> **DESCRIPTION OF THE TASK**: Search the entries for the word "score" and pull out each line that has it.

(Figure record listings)
-- Start --
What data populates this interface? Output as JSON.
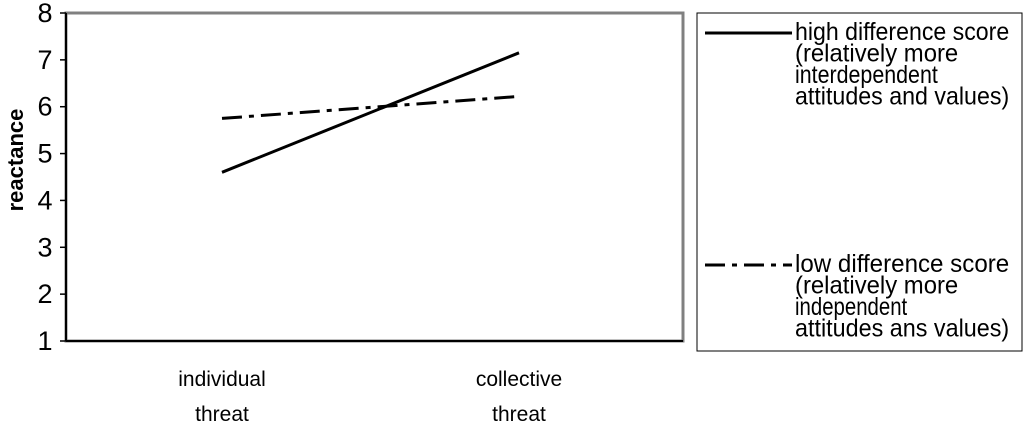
{
  "chart_data": {
    "type": "line",
    "categories": [
      "individual threat",
      "collective threat"
    ],
    "category_lines": [
      [
        "individual",
        "threat"
      ],
      [
        "collective",
        "threat"
      ]
    ],
    "ylabel": "reactance",
    "xlabel": "",
    "title": "",
    "ylim": [
      1,
      8
    ],
    "yticks": [
      1,
      2,
      3,
      4,
      5,
      6,
      7,
      8
    ],
    "grid": false,
    "legend_position": "right",
    "series": [
      {
        "name": "high difference score (relatively more interdependent attitudes and values)",
        "legend_lines": [
          "high difference score",
          "(relatively more",
          "interdependent",
          "attitudes and values)"
        ],
        "style": "solid",
        "color": "#000000",
        "values": [
          4.6,
          7.15
        ]
      },
      {
        "name": "low difference score (relatively more independent attitudes ans values)",
        "legend_lines": [
          "low  difference score",
          "(relatively more",
          "independent",
          "attitudes ans values)"
        ],
        "style": "dash-dot",
        "color": "#000000",
        "values": [
          5.75,
          6.22
        ]
      }
    ]
  }
}
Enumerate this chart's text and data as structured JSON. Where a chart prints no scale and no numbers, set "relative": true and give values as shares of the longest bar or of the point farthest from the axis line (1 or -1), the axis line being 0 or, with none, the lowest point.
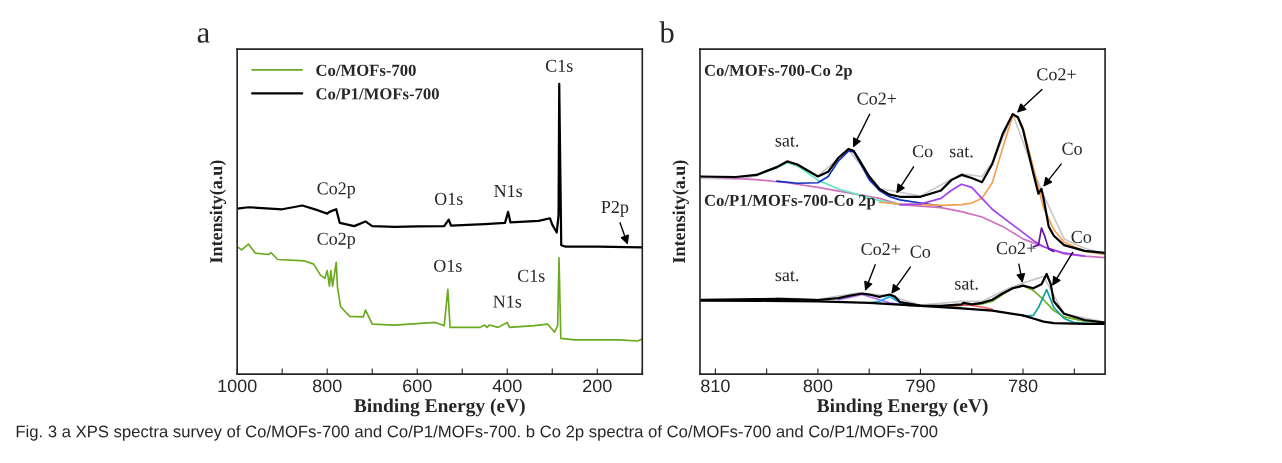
{
  "chart_data": [
    {
      "type": "line",
      "title": "a",
      "xlabel": "Binding Energy (eV)",
      "ylabel": "Intensity(a.u)",
      "relative": true,
      "tick_labels": "x",
      "grid": false,
      "legend": "top left",
      "xlim": [
        1000,
        100
      ],
      "xticks": [
        1000,
        {
          "value": 900,
          "label": null
        },
        800,
        {
          "value": 700,
          "label": null
        },
        600,
        {
          "value": 500,
          "label": null
        },
        400,
        {
          "value": 300,
          "label": null
        },
        200,
        {
          "value": 100,
          "label": null
        }
      ],
      "series": [
        {
          "name": "Co/MOFs-700",
          "color": "#6aaa1e",
          "x": [
            1000,
            990,
            975,
            960,
            930,
            925,
            910,
            850,
            830,
            815,
            805,
            800,
            795,
            792,
            788,
            780,
            777,
            770,
            750,
            720,
            715,
            700,
            650,
            560,
            540,
            532,
            527,
            460,
            450,
            445,
            440,
            420,
            400,
            395,
            340,
            310,
            295,
            288,
            285,
            281,
            250,
            150,
            110,
            100
          ],
          "values": [
            0.439,
            0.428,
            0.448,
            0.417,
            0.412,
            0.419,
            0.395,
            0.39,
            0.379,
            0.341,
            0.33,
            0.357,
            0.303,
            0.357,
            0.303,
            0.385,
            0.297,
            0.232,
            0.199,
            0.197,
            0.221,
            0.172,
            0.169,
            0.178,
            0.167,
            0.292,
            0.161,
            0.161,
            0.169,
            0.161,
            0.169,
            0.161,
            0.178,
            0.161,
            0.167,
            0.172,
            0.145,
            0.167,
            0.401,
            0.123,
            0.118,
            0.118,
            0.114,
            0.121
          ]
        },
        {
          "name": "Co/P1/MOFs-700",
          "color": "#000000",
          "x": [
            1000,
            975,
            900,
            855,
            820,
            800,
            795,
            780,
            772,
            740,
            715,
            700,
            650,
            600,
            540,
            530,
            525,
            450,
            405,
            398,
            393,
            330,
            305,
            300,
            290,
            286,
            284.5,
            280,
            270,
            200,
            100
          ],
          "values": [
            0.57,
            0.575,
            0.568,
            0.581,
            0.564,
            0.553,
            0.559,
            0.568,
            0.521,
            0.51,
            0.526,
            0.51,
            0.507,
            0.509,
            0.51,
            0.532,
            0.512,
            0.517,
            0.521,
            0.559,
            0.523,
            0.528,
            0.537,
            0.515,
            0.488,
            0.548,
            1.0,
            0.444,
            0.439,
            0.439,
            0.437
          ]
        }
      ],
      "annotations": [
        {
          "text": "C1s",
          "x": 284.5,
          "y": 1.0
        },
        {
          "text": "Co2p",
          "x": 780,
          "y": 0.568
        },
        {
          "text": "O1s",
          "x": 530,
          "y": 0.532
        },
        {
          "text": "N1s",
          "x": 398,
          "y": 0.559
        },
        {
          "text": "P2p",
          "x": 130,
          "y": 0.437
        },
        {
          "text": "Co2p",
          "x": 780,
          "y": 0.385
        },
        {
          "text": "O1s",
          "x": 532,
          "y": 0.292
        },
        {
          "text": "N1s",
          "x": 400,
          "y": 0.178
        },
        {
          "text": "C1s",
          "x": 285,
          "y": 0.401
        },
        "Fig. 3 a XPS spectra survey of Co/MOFs-700 and Co/P1/MOFs-700. b Co 2p spectra of Co/MOFs-700 and Co/P1/MOFs-700"
      ]
    },
    {
      "type": "line",
      "title": "b",
      "xlabel": "Binding Energy (eV)",
      "ylabel": "Intensity(a.u)",
      "relative": true,
      "tick_labels": "x",
      "grid": false,
      "xlim": [
        811.5,
        772
      ],
      "xticks": [
        810,
        {
          "value": 805,
          "label": null
        },
        800,
        {
          "value": 795,
          "label": null
        },
        790,
        {
          "value": 785,
          "label": null
        },
        780,
        {
          "value": 775,
          "label": null
        }
      ],
      "series": [
        {
          "color": "#c8c8c8",
          "x": [
            811.5,
            808,
            806,
            803,
            800,
            797,
            794,
            790,
            786,
            784,
            783,
            781,
            779,
            778,
            776,
            774,
            772
          ],
          "values": [
            0.754,
            0.75,
            0.762,
            0.818,
            0.762,
            0.862,
            0.714,
            0.685,
            0.77,
            0.76,
            0.814,
            1.0,
            0.784,
            0.688,
            0.52,
            0.484,
            0.462
          ]
        },
        {
          "color": "#d070c0",
          "x": [
            811.5,
            806,
            803,
            800,
            797,
            794,
            792,
            790,
            788,
            786,
            784,
            782,
            780,
            778,
            776,
            774,
            772
          ],
          "values": [
            0.76,
            0.748,
            0.736,
            0.718,
            0.697,
            0.676,
            0.652,
            0.646,
            0.64,
            0.625,
            0.604,
            0.568,
            0.52,
            0.49,
            0.462,
            0.454,
            0.448
          ]
        },
        {
          "color": "#60e8c0",
          "x": [
            806,
            804,
            803,
            802,
            800,
            798,
            796,
            794,
            792
          ],
          "values": [
            0.764,
            0.794,
            0.813,
            0.801,
            0.746,
            0.712,
            0.69,
            0.667,
            0.652
          ]
        },
        {
          "color": "#1030c0",
          "x": [
            804,
            802,
            800,
            799,
            798,
            797,
            796.5,
            796,
            795,
            794,
            793,
            792,
            790,
            788
          ],
          "values": [
            0.742,
            0.734,
            0.736,
            0.76,
            0.82,
            0.858,
            0.854,
            0.82,
            0.748,
            0.706,
            0.682,
            0.67,
            0.658,
            0.646
          ]
        },
        {
          "color": "#f4a050",
          "x": [
            794,
            792,
            790,
            788,
            786,
            785,
            784,
            783,
            782,
            781,
            780.5,
            780,
            779,
            778,
            777,
            776,
            774,
            772
          ],
          "values": [
            0.661,
            0.654,
            0.652,
            0.649,
            0.652,
            0.658,
            0.676,
            0.736,
            0.868,
            0.994,
            0.988,
            0.946,
            0.796,
            0.64,
            0.556,
            0.508,
            0.472,
            0.46
          ]
        },
        {
          "color": "#a040f0",
          "x": [
            792,
            790,
            788,
            787,
            786,
            785,
            784,
            783,
            782,
            781,
            780,
            779,
            778,
            776,
            774
          ],
          "values": [
            0.652,
            0.654,
            0.676,
            0.706,
            0.73,
            0.718,
            0.676,
            0.634,
            0.604,
            0.574,
            0.544,
            0.514,
            0.49,
            0.466,
            0.454
          ]
        },
        {
          "color": "#6010a0",
          "x": [
            779,
            778.5,
            778.2,
            777.9,
            777.5,
            777
          ],
          "values": [
            0.49,
            0.496,
            0.562,
            0.532,
            0.481,
            0.472
          ]
        },
        {
          "color": "#000000",
          "x": [
            811.5,
            808,
            806,
            804,
            803,
            802,
            800,
            799,
            798,
            797,
            796.5,
            796,
            795,
            794,
            793,
            792,
            790,
            788,
            787,
            786,
            785,
            784,
            783,
            782,
            781,
            780.5,
            780,
            779,
            778.5,
            778.2,
            778,
            777.5,
            777,
            776,
            774,
            772
          ],
          "values": [
            0.76,
            0.758,
            0.766,
            0.796,
            0.818,
            0.806,
            0.76,
            0.778,
            0.832,
            0.866,
            0.858,
            0.826,
            0.76,
            0.712,
            0.69,
            0.682,
            0.682,
            0.706,
            0.746,
            0.766,
            0.754,
            0.738,
            0.808,
            0.922,
            1.0,
            0.988,
            0.94,
            0.772,
            0.694,
            0.712,
            0.676,
            0.568,
            0.532,
            0.496,
            0.474,
            0.466
          ]
        },
        {
          "color": "#c8c8c8",
          "x": [
            804,
            800,
            796,
            793,
            790,
            786,
            784,
            781,
            778,
            776,
            772
          ],
          "values": [
            0.292,
            0.288,
            0.313,
            0.301,
            0.265,
            0.28,
            0.28,
            0.337,
            0.376,
            0.232,
            0.2
          ]
        },
        {
          "color": "#b070f0",
          "x": [
            798,
            797,
            795.7,
            794.5,
            793,
            791
          ],
          "values": [
            0.286,
            0.294,
            0.306,
            0.292,
            0.274,
            0.263
          ]
        },
        {
          "color": "#20a8f0",
          "x": [
            795,
            794,
            793,
            792.5,
            791.5,
            790
          ],
          "values": [
            0.274,
            0.28,
            0.298,
            0.286,
            0.265,
            0.262
          ]
        },
        {
          "color": "#70b020",
          "x": [
            788,
            786,
            784,
            783,
            782,
            781,
            780,
            779,
            778,
            777,
            776,
            774,
            772
          ],
          "values": [
            0.258,
            0.264,
            0.27,
            0.28,
            0.306,
            0.33,
            0.34,
            0.322,
            0.286,
            0.244,
            0.22,
            0.204,
            0.199
          ]
        },
        {
          "color": "#10a0a0",
          "x": [
            780,
            779,
            778.5,
            777.7,
            777,
            776,
            775,
            773
          ],
          "values": [
            0.222,
            0.226,
            0.256,
            0.325,
            0.256,
            0.214,
            0.198,
            0.193
          ]
        },
        {
          "color": "#f06060",
          "x": [
            788,
            786,
            785.5,
            784,
            783
          ],
          "values": [
            0.258,
            0.265,
            0.267,
            0.258,
            0.249
          ]
        },
        {
          "color": "#000000",
          "x": [
            811.5,
            805,
            800,
            795,
            790,
            786,
            783,
            781,
            780,
            779,
            778,
            777,
            774,
            772
          ],
          "values": [
            0.283,
            0.282,
            0.28,
            0.274,
            0.262,
            0.253,
            0.244,
            0.232,
            0.226,
            0.214,
            0.202,
            0.196,
            0.193,
            0.193
          ]
        },
        {
          "color": "#000000",
          "x": [
            811.5,
            806,
            804,
            802,
            800,
            798,
            797,
            795.7,
            795,
            794,
            793,
            792.5,
            792,
            790,
            788,
            786,
            785.8,
            785,
            784,
            783,
            782,
            781,
            780,
            779,
            778.2,
            777.7,
            777.3,
            777,
            776,
            774,
            772
          ],
          "values": [
            0.286,
            0.288,
            0.289,
            0.287,
            0.285,
            0.292,
            0.301,
            0.31,
            0.306,
            0.297,
            0.306,
            0.298,
            0.277,
            0.263,
            0.262,
            0.268,
            0.274,
            0.268,
            0.274,
            0.286,
            0.31,
            0.33,
            0.34,
            0.33,
            0.346,
            0.385,
            0.346,
            0.28,
            0.232,
            0.208,
            0.198
          ]
        }
      ],
      "annotations": [
        "Co/MOFs-700-Co 2p",
        "Co/P1/MOFs-700-Co 2p",
        {
          "text": "sat.",
          "x": 803,
          "y": 0.818
        },
        {
          "text": "Co2+",
          "x": 796.7,
          "y": 0.862
        },
        {
          "text": "Co",
          "x": 792.5,
          "y": 0.686
        },
        {
          "text": "sat.",
          "x": 786,
          "y": 0.766
        },
        {
          "text": "Co2+",
          "x": 780.8,
          "y": 0.998
        },
        {
          "text": "Co",
          "x": 778.2,
          "y": 0.712
        },
        {
          "text": "sat.",
          "x": 803,
          "y": 0.29
        },
        {
          "text": "Co2+",
          "x": 795.5,
          "y": 0.31
        },
        {
          "text": "Co",
          "x": 793,
          "y": 0.3
        },
        {
          "text": "sat.",
          "x": 785.5,
          "y": 0.268
        },
        {
          "text": "Co2+",
          "x": 780,
          "y": 0.34
        },
        {
          "text": "Co",
          "x": 777.3,
          "y": 0.33
        }
      ]
    }
  ]
}
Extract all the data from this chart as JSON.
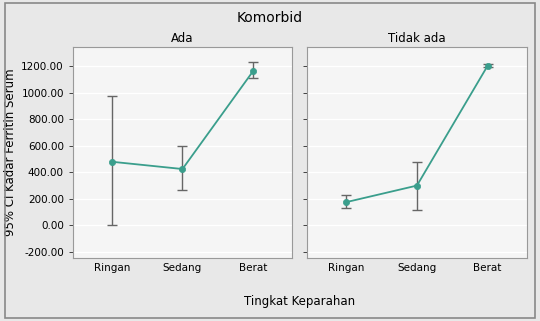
-- End --
> **WORKED ANSWER**:
        "name": "high difference score (relatively more interdependent attitudes and values)",
          "high difference score",
        "name": "low difference score (relatively more independent attitudes ans values)",
          "low  difference score",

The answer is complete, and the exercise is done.